Prompt: Write out every entry word for word.

[Dataset records]
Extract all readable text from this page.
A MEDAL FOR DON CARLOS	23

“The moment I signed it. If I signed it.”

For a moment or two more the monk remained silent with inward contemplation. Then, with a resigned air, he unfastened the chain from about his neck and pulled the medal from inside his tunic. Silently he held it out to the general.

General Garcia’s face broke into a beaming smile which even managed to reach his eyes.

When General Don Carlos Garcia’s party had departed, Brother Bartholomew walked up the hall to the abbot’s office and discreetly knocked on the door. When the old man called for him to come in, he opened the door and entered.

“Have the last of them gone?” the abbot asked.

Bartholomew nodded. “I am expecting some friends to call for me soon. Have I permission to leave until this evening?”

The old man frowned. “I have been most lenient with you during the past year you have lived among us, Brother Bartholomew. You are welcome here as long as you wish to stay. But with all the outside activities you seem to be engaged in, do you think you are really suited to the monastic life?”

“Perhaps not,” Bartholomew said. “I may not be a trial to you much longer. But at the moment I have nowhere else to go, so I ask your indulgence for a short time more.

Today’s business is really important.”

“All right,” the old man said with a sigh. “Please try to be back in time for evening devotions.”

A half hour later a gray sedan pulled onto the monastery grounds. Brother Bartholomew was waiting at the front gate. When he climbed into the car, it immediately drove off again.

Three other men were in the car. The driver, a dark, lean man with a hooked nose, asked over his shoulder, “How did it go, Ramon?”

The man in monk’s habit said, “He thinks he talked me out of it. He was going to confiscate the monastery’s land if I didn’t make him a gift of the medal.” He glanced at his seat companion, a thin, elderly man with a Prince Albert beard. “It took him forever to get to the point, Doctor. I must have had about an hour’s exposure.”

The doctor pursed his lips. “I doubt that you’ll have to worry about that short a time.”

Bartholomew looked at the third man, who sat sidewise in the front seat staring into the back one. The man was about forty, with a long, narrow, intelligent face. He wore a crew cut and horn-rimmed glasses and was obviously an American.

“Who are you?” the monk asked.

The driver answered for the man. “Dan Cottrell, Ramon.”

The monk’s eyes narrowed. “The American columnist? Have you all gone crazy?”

Right answer:
Extract all readable text from this page.
A MEDAL FOR DON CARLOS	23

“The moment I signed it. If I signed it.”

For a moment or two more the monk remained silent with inward contemplation. Then, with a resigned air, he unfastened the chain from about his neck and pulled the medal from inside his tunic. Silently he held it out to the general.

General Garcia’s face broke into a beaming smile which even managed to reach his eyes.

When General Don Carlos Garcia’s party had departed, Brother Bartholomew walked up the hall to the abbot’s office and discreetly knocked on the door. When the old man called for him to come in, he opened the door and entered.

“Have the last of them gone?” the abbot asked.

Bartholomew nodded. “I am expecting some friends to call for me soon. Have I permission to leave until this evening?”

The old man frowned. “I have been most lenient with you during the past year you have lived among us, Brother Bartholomew. You are welcome here as long as you wish to stay. But with all the outside activities you seem to be engaged in, do you think you are really suited to the monastic life?”

“Perhaps not,” Bartholomew said. “I may not be a trial to you much longer. But at the moment I have nowhere else to go, so I ask your indulgence for a short time more.

Today’s business is really important.”

“All right,” the old man said with a sigh. “Please try to be back in time for evening devotions.”

A half hour later a gray sedan pulled onto the monastery grounds. Brother Bartholomew was waiting at the front gate. When he climbed into the car, it immediately drove off again.

Three other men were in the car. The driver, a dark, lean man with a hooked nose, asked over his shoulder, “How did it go, Ramon?”

The man in monk’s habit said, “He thinks he talked me out of it. He was going to confiscate the monastery’s land if I didn’t make him a gift of the medal.” He glanced at his seat companion, a thin, elderly man with a Prince Albert beard. “It took him forever to get to the point, Doctor. I must have had about an hour’s exposure.”

The doctor pursed his lips. “I doubt that you’ll have to worry about that short a time.”

Bartholomew looked at the third man, who sat sidewise in the front seat staring into the back one. The man was about forty, with a long, narrow, intelligent face. He wore a crew cut and horn-rimmed glasses and was obviously an American.

“Who are you?” the monk asked.

The driver answered for the man. “Dan Cottrell, Ramon.”

The monk’s eyes narrowed. “The American columnist? Have you all gone crazy?”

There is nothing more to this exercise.